----- Material for this exercise -----

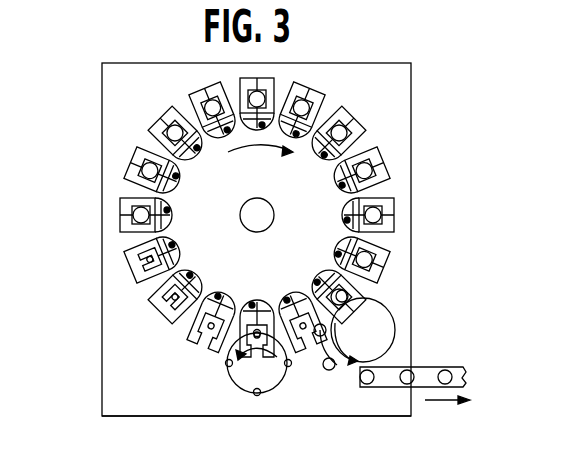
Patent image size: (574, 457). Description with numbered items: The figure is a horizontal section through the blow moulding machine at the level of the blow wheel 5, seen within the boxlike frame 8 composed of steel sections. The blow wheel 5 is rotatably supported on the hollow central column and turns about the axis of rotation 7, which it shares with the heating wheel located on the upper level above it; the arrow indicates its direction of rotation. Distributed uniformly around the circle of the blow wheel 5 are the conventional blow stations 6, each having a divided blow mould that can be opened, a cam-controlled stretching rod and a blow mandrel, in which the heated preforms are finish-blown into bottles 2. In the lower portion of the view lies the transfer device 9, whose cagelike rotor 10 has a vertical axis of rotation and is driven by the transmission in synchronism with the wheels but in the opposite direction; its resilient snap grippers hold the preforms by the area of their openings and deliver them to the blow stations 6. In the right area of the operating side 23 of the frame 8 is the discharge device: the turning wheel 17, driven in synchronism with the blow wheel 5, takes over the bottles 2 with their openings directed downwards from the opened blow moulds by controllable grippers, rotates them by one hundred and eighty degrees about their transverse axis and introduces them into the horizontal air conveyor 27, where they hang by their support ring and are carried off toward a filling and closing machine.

The bottles 2 is at (447, 375).
The blow wheel 5 is at (376, 187).
The blow stations 6 is at (148, 125).
The axis of rotation 7 is at (240, 220).
The frame 8 is at (362, 63).
The transfer device 9 is at (282, 386).
The rotor 10 is at (253, 384).
The turning wheel 17 is at (370, 310).
The operating side 23 is at (105, 417).
The air conveyor 27 is at (455, 385).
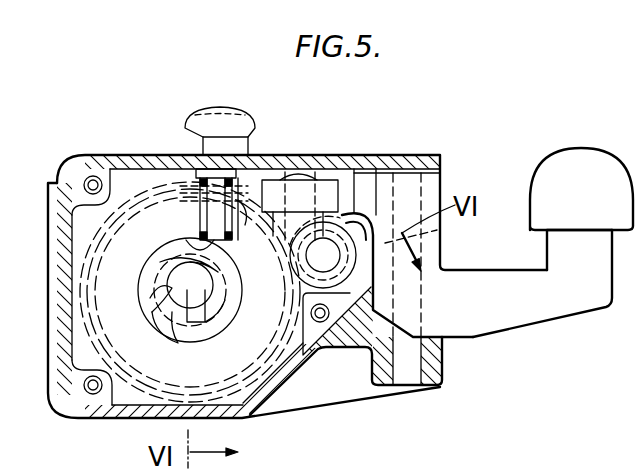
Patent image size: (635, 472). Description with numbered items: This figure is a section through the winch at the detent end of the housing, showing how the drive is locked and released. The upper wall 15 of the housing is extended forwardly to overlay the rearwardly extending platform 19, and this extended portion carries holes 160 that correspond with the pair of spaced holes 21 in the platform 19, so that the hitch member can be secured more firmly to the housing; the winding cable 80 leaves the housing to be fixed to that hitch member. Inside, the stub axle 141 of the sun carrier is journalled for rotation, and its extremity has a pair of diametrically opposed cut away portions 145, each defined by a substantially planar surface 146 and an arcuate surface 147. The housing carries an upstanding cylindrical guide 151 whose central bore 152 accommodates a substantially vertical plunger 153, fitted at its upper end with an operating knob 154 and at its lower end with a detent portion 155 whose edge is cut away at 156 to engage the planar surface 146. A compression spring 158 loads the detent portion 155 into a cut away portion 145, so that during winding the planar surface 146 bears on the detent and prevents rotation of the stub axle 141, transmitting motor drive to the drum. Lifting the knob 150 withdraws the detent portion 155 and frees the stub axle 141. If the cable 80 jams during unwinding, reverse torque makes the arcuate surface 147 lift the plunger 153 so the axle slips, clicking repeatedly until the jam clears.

The upper wall 15 is at (336, 155).
The rearwardly extending platform 19 is at (362, 340).
The spaced holes 21 is at (415, 363).
The wire winding cable 80 is at (356, 163).
The stub axle 141 is at (157, 295).
The cut away portions 145 is at (160, 315).
The planar surface 146 is at (196, 325).
The arcuate surface 147 is at (155, 272).
The knob 150 is at (194, 157).
The cylindrical guide 151 is at (262, 170).
The central bore 152 is at (207, 218).
The plunger 153 is at (190, 200).
The operating knob 154 is at (226, 132).
The detent portion 155 is at (238, 283).
The cut away edge 156 is at (165, 250).
The compression spring 158 is at (245, 187).
The holes 160 is at (412, 157).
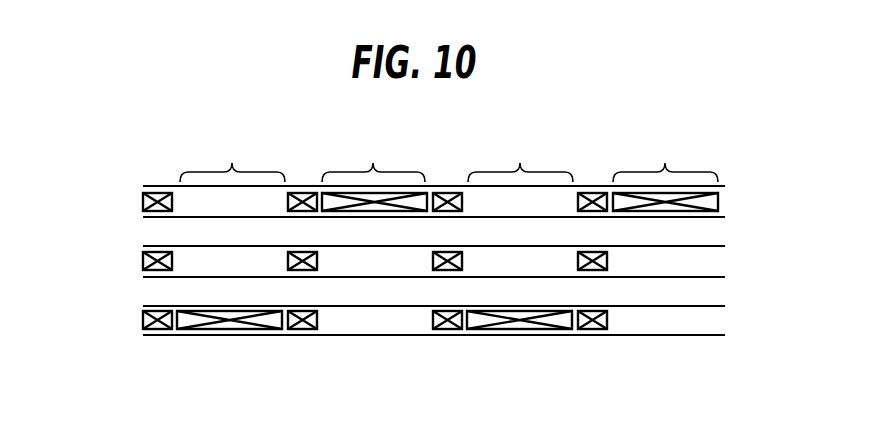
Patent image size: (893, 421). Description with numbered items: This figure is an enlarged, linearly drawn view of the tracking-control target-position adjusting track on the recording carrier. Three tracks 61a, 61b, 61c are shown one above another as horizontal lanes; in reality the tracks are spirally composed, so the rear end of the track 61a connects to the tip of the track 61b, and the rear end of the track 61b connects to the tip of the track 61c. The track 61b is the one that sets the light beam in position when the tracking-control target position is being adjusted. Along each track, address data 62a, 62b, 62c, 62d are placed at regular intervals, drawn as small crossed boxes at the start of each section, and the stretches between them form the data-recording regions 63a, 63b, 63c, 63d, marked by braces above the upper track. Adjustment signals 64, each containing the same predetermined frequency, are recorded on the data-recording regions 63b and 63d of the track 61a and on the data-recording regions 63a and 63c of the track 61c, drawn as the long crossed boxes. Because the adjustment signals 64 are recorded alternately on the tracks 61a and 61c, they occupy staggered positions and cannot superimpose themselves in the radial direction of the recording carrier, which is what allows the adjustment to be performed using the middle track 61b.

-----

**Goal:** Transcribe the entire listing above word for word, leaving out the pictures.

**Correct result:**
Patent image size: (574, 457). Description with numbered items: The figure is a horizontal section through the blow moulding machine at the level of the blow wheel 5, seen within the boxlike frame 8 composed of steel sections. The blow wheel 5 is rotatably supported on the hollow central column and turns about the axis of rotation 7, which it shares with the heating wheel located on the upper level above it; the arrow indicates its direction of rotation. Distributed uniformly around the circle of the blow wheel 5 are the conventional blow stations 6, each having a divided blow mould that can be opened, a cam-controlled stretching rod and a blow mandrel, in which the heated preforms are finish-blown into bottles 2. In the lower portion of the view lies the transfer device 9, whose cagelike rotor 10 has a vertical axis of rotation and is driven by the transmission in synchronism with the wheels but in the opposite direction; its resilient snap grippers hold the preforms by the area of their openings and deliver them to the blow stations 6. In the right area of the operating side 23 of the frame 8 is the discharge device: the turning wheel 17, driven in synchronism with the blow wheel 5, takes over the bottles 2 with their openings directed downwards from the opened blow moulds by controllable grippers, rotates them by one hundred and eighty degrees about their transverse axis and introduces them into the horizontal air conveyor 27, where they hang by their support ring and are carried off toward a filling and closing machine.

The bottles 2 is at (447, 375).
The blow wheel 5 is at (376, 187).
The blow stations 6 is at (148, 125).
The axis of rotation 7 is at (240, 220).
The frame 8 is at (362, 63).
The transfer device 9 is at (282, 386).
The rotor 10 is at (253, 384).
The turning wheel 17 is at (370, 310).
The operating side 23 is at (105, 417).
The air conveyor 27 is at (455, 385).
Patent image size: (635, 472). Description with numbered items: This figure is a section through the winch at the detent end of the housing, showing how the drive is locked and released. The upper wall 15 of the housing is extended forwardly to overlay the rearwardly extending platform 19, and this extended portion carries holes 160 that correspond with the pair of spaced holes 21 in the platform 19, so that the hitch member can be secured more firmly to the housing; the winding cable 80 leaves the housing to be fixed to that hitch member. Inside, the stub axle 141 of the sun carrier is journalled for rotation, and its extremity has a pair of diametrically opposed cut away portions 145, each defined by a substantially planar surface 146 and an arcuate surface 147. The housing carries an upstanding cylindrical guide 151 whose central bore 152 accommodates a substantially vertical plunger 153, fitted at its upper end with an operating knob 154 and at its lower end with a detent portion 155 whose edge is cut away at 156 to engage the planar surface 146. A compression spring 158 loads the detent portion 155 into a cut away portion 145, so that during winding the planar surface 146 bears on the detent and prevents rotation of the stub axle 141, transmitting motor drive to the drum. Lifting the knob 150 withdraws the detent portion 155 and frees the stub axle 141. If the cable 80 jams during unwinding, reverse torque makes the arcuate surface 147 lift the plunger 153 so the axle slips, clicking repeatedly until the jam clears.

The upper wall 15 is at (336, 155).
The rearwardly extending platform 19 is at (362, 340).
The spaced holes 21 is at (415, 363).
The wire winding cable 80 is at (356, 163).
The stub axle 141 is at (157, 295).
The cut away portions 145 is at (160, 315).
The planar surface 146 is at (196, 325).
The arcuate surface 147 is at (155, 272).
The knob 150 is at (194, 157).
The cylindrical guide 151 is at (262, 170).
The central bore 152 is at (207, 218).
The plunger 153 is at (190, 200).
The operating knob 154 is at (226, 132).
The detent portion 155 is at (238, 283).
The cut away edge 156 is at (165, 250).
The compression spring 158 is at (245, 187).
The holes 160 is at (412, 157).
Patent image size: (893, 421). Description with numbered items: This figure is an enlarged, linearly drawn view of the tracking-control target-position adjusting track on the recording carrier. Three tracks 61a, 61b, 61c are shown one above another as horizontal lanes; in reality the tracks are spirally composed, so the rear end of the track 61a connects to the tip of the track 61b, and the rear end of the track 61b connects to the tip of the track 61c. The track 61b is the one that sets the light beam in position when the tracking-control target position is being adjusted. Along each track, address data 62a, 62b, 62c, 62d are placed at regular intervals, drawn as small crossed boxes at the start of each section, and the stretches between them form the data-recording regions 63a, 63b, 63c, 63d, marked by braces above the upper track. Adjustment signals 64, each containing the same predetermined frequency, are recorded on the data-recording regions 63b and 63d of the track 61a and on the data-recording regions 63a and 63c of the track 61c, drawn as the long crossed boxes. Because the adjustment signals 64 are recorded alternately on the tracks 61a and 61c, they occupy staggered positions and cannot superimpose themselves in the radial direction of the recording carrier, which is what allows the adjustment to be performed using the middle track 61b.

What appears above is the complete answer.